* START *
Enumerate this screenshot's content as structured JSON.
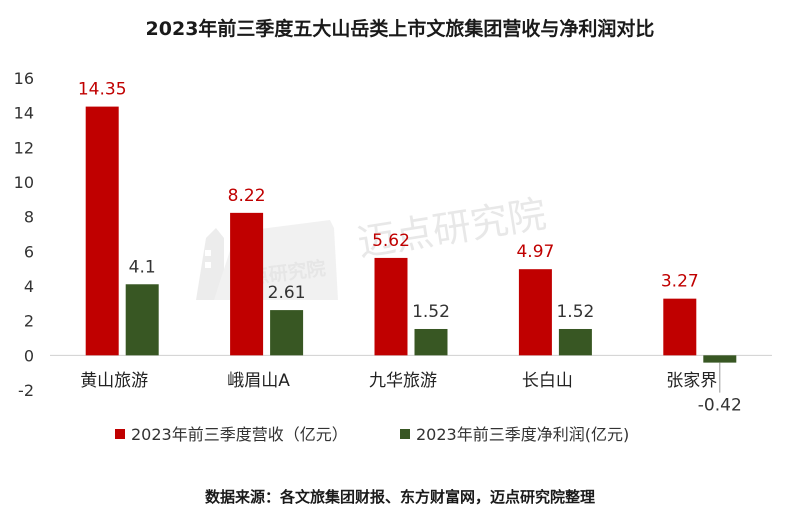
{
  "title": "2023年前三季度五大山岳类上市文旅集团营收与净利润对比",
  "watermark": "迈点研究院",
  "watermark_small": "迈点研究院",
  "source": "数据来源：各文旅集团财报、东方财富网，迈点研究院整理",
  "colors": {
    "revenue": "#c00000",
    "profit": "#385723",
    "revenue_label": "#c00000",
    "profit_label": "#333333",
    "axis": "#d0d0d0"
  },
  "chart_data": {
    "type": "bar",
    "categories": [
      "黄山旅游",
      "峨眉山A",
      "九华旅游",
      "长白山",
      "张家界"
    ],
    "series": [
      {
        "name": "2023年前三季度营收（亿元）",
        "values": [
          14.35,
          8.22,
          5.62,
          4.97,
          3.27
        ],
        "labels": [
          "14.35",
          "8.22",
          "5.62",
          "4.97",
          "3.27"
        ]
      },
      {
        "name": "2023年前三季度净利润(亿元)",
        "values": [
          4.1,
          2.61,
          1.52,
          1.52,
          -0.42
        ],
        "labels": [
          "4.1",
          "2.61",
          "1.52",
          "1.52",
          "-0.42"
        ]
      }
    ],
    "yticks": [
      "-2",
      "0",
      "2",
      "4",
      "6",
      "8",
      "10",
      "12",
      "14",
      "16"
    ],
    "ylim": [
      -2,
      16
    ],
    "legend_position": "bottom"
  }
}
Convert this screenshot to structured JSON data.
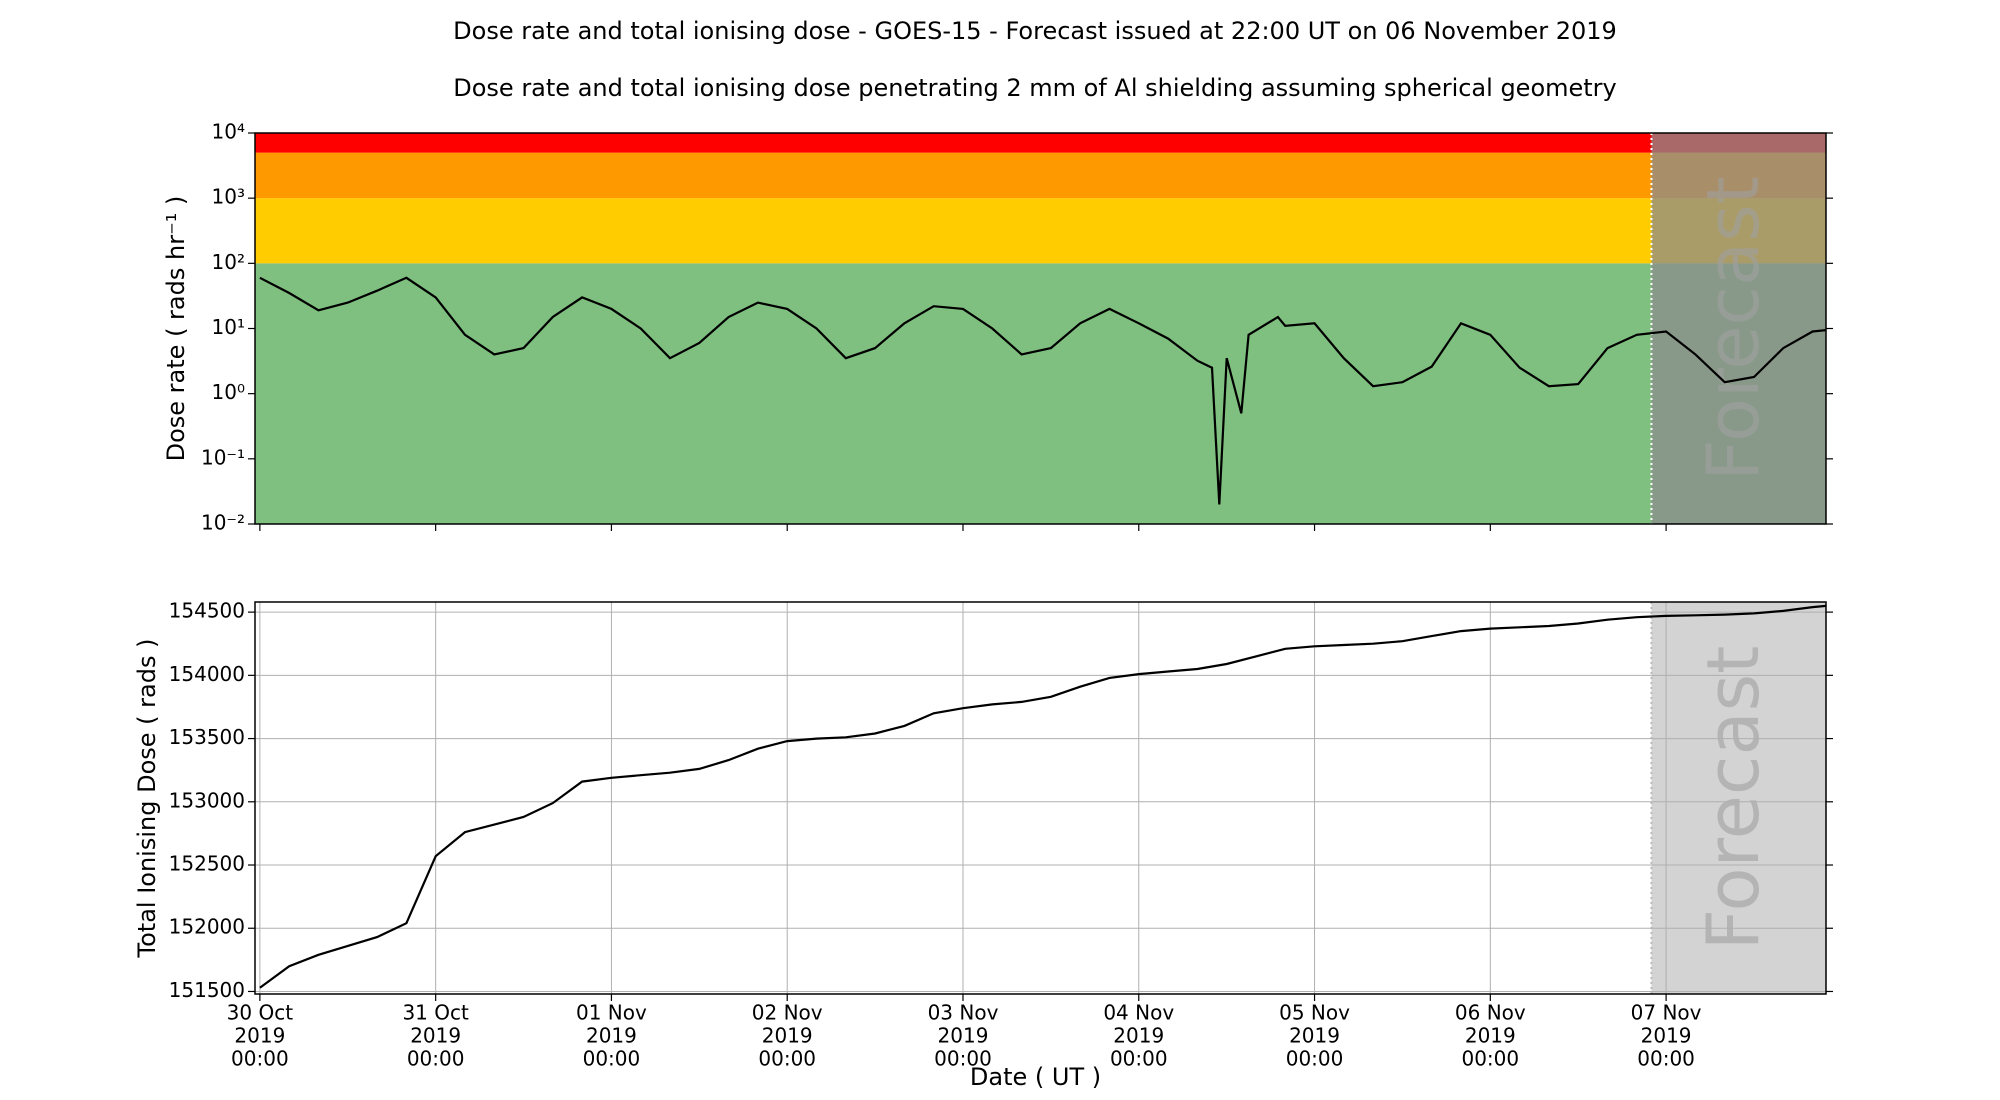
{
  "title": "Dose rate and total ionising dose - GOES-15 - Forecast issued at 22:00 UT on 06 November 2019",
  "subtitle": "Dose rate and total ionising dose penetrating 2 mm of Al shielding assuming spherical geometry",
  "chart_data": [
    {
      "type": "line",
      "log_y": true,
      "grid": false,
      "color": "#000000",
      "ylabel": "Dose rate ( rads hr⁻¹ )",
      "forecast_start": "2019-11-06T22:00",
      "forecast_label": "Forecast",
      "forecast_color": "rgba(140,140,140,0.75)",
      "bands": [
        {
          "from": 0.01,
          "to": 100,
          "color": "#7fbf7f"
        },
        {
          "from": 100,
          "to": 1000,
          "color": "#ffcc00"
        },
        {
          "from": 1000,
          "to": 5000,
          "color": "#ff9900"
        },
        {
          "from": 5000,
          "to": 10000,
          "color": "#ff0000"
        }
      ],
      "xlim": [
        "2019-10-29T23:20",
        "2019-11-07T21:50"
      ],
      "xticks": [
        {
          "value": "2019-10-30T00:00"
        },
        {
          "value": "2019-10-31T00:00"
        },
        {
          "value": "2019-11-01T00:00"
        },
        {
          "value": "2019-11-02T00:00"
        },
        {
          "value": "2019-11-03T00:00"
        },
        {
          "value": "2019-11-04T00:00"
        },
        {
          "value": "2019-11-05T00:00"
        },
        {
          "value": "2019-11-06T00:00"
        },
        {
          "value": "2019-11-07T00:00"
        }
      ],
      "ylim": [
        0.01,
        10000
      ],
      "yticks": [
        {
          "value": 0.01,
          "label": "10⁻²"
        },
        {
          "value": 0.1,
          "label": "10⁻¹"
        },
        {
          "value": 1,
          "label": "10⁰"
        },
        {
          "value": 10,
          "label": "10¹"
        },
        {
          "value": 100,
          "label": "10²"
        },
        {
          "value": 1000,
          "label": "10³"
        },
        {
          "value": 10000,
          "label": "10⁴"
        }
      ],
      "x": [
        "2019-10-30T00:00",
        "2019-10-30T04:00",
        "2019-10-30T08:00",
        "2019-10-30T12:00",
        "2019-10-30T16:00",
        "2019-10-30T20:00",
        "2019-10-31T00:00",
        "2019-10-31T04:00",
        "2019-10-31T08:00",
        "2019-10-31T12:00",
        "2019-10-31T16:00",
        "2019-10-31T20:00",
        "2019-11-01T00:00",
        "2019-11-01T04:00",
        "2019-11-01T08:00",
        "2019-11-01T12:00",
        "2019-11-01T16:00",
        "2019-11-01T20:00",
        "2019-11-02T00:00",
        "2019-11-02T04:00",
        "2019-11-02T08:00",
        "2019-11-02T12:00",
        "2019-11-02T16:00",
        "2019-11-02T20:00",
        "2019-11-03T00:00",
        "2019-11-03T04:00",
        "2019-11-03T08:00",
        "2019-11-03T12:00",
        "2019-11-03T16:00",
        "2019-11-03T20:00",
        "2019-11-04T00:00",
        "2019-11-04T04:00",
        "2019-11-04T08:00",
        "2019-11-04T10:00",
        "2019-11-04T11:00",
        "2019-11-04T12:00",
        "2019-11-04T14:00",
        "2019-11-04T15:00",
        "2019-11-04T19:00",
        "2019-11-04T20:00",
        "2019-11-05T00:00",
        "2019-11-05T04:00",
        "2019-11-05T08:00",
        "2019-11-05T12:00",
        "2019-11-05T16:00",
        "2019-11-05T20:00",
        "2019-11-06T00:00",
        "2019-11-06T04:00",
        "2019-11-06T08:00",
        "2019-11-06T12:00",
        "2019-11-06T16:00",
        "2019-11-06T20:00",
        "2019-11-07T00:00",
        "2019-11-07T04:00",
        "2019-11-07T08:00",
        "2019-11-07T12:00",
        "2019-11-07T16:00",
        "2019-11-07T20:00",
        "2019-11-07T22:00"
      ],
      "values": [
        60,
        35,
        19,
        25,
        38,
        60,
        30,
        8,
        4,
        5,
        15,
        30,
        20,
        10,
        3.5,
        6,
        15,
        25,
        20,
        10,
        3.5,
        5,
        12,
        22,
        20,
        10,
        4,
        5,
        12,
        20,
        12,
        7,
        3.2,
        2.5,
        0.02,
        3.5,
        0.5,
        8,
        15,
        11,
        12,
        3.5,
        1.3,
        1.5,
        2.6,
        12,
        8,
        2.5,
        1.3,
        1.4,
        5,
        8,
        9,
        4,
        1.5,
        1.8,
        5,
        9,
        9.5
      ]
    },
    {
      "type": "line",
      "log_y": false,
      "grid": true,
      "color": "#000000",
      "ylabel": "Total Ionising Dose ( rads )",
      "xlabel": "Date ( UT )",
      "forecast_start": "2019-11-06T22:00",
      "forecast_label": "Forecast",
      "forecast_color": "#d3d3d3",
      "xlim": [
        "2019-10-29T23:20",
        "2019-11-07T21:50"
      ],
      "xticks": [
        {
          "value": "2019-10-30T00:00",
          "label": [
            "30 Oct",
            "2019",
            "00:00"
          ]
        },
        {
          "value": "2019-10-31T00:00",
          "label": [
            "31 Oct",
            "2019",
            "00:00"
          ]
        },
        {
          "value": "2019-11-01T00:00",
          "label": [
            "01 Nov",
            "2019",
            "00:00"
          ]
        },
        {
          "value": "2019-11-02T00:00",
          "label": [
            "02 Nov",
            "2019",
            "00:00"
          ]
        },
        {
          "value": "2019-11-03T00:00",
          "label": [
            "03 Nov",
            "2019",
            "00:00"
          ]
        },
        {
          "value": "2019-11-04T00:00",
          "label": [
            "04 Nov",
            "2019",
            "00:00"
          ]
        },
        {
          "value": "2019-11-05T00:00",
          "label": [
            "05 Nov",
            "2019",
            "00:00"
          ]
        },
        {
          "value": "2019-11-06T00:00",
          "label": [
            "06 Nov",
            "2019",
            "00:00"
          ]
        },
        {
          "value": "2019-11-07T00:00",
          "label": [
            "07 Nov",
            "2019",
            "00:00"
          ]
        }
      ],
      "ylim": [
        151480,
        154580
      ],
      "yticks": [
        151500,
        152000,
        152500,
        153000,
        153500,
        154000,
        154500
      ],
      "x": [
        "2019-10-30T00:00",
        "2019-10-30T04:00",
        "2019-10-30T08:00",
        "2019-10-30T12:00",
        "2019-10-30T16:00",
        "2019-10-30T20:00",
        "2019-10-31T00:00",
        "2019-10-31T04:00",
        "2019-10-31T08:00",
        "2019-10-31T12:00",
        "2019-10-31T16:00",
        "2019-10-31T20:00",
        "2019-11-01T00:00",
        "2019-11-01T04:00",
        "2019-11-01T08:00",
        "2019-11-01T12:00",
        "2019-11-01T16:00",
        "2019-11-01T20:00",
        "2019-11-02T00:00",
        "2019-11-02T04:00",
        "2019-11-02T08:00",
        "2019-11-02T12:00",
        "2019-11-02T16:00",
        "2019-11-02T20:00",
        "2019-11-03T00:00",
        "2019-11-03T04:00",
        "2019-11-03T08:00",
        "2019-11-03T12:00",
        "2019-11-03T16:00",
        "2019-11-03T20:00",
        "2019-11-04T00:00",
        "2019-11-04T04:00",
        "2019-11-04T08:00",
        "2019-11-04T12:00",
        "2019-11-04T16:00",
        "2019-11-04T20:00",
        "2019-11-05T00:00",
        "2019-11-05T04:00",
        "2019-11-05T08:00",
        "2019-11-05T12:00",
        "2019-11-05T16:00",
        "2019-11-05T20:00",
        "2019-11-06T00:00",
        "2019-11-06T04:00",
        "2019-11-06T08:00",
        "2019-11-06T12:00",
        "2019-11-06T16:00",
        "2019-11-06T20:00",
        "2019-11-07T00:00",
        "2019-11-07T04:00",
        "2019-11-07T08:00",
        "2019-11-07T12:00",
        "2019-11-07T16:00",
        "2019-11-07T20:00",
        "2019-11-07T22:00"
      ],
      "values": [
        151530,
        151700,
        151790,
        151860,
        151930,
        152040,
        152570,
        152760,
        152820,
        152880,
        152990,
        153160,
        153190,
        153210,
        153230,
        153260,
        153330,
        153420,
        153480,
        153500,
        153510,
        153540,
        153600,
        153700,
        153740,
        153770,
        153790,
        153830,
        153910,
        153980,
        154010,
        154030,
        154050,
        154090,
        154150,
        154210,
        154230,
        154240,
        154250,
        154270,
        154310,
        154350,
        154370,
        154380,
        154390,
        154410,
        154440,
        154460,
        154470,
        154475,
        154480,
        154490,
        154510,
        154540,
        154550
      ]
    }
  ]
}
* END *
* START *
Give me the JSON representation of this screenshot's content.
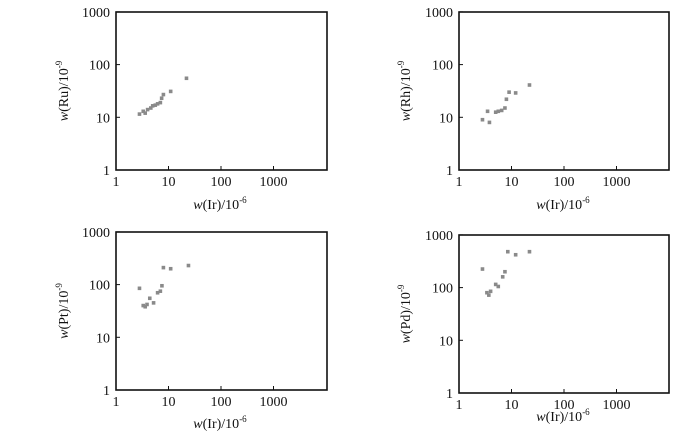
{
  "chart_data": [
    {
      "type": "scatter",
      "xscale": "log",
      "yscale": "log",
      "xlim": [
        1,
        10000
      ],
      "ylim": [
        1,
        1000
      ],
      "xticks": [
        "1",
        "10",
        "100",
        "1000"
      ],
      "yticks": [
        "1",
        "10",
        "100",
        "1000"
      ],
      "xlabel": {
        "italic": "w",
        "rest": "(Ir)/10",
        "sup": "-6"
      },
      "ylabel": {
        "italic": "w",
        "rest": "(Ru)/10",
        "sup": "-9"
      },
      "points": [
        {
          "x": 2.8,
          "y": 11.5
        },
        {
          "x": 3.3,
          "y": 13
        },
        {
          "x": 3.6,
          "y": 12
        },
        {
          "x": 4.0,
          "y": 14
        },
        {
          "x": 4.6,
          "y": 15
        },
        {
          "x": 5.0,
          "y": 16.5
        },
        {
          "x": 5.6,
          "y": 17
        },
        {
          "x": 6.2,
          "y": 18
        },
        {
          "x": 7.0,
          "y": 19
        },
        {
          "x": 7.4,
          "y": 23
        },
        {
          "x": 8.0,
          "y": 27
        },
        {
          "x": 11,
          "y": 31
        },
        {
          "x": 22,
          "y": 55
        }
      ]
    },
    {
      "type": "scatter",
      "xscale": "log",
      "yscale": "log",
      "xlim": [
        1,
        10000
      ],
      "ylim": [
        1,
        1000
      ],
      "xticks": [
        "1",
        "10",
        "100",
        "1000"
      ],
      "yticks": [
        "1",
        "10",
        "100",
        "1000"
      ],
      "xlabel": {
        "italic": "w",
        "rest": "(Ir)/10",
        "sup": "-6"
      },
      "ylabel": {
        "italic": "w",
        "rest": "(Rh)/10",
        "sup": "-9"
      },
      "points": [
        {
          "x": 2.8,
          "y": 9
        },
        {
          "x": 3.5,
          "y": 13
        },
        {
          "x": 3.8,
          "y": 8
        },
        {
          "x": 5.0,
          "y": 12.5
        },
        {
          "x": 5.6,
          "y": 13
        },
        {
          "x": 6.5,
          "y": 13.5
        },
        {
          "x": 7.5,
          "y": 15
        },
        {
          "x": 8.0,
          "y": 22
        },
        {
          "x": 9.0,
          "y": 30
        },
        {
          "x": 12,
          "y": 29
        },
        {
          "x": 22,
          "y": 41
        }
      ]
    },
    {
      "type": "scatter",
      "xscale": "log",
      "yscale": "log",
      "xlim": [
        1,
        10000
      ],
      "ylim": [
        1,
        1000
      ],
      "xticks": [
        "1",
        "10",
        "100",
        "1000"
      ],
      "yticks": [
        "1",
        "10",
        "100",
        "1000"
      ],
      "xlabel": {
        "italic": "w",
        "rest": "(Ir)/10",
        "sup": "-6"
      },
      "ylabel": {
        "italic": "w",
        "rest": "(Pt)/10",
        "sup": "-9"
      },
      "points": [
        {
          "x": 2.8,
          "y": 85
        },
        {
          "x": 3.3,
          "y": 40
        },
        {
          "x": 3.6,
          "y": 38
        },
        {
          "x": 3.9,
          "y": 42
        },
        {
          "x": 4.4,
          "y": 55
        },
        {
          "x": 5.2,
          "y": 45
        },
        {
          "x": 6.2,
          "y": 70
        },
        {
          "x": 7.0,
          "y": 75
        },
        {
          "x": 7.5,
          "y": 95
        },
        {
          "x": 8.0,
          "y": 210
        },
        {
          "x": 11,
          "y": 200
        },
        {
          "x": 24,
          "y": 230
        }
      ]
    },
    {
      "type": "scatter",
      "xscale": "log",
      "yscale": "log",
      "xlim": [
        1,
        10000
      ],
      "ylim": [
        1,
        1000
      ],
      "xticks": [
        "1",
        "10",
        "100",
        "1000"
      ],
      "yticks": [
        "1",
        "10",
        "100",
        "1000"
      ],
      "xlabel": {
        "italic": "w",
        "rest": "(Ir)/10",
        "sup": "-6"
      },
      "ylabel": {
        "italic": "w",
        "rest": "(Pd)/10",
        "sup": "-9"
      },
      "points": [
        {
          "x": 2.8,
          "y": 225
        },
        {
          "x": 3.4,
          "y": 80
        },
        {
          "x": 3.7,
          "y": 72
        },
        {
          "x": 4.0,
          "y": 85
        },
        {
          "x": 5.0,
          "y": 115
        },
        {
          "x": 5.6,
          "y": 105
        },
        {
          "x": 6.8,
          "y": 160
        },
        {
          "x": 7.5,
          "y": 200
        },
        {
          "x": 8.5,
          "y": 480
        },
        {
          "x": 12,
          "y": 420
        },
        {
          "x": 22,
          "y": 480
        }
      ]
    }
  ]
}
* END *
* WHAT YOU ARE ASKED TO DO
Count every line bearing the word "name"; report the total only.

* SOLUTION FOR THIS TASK
2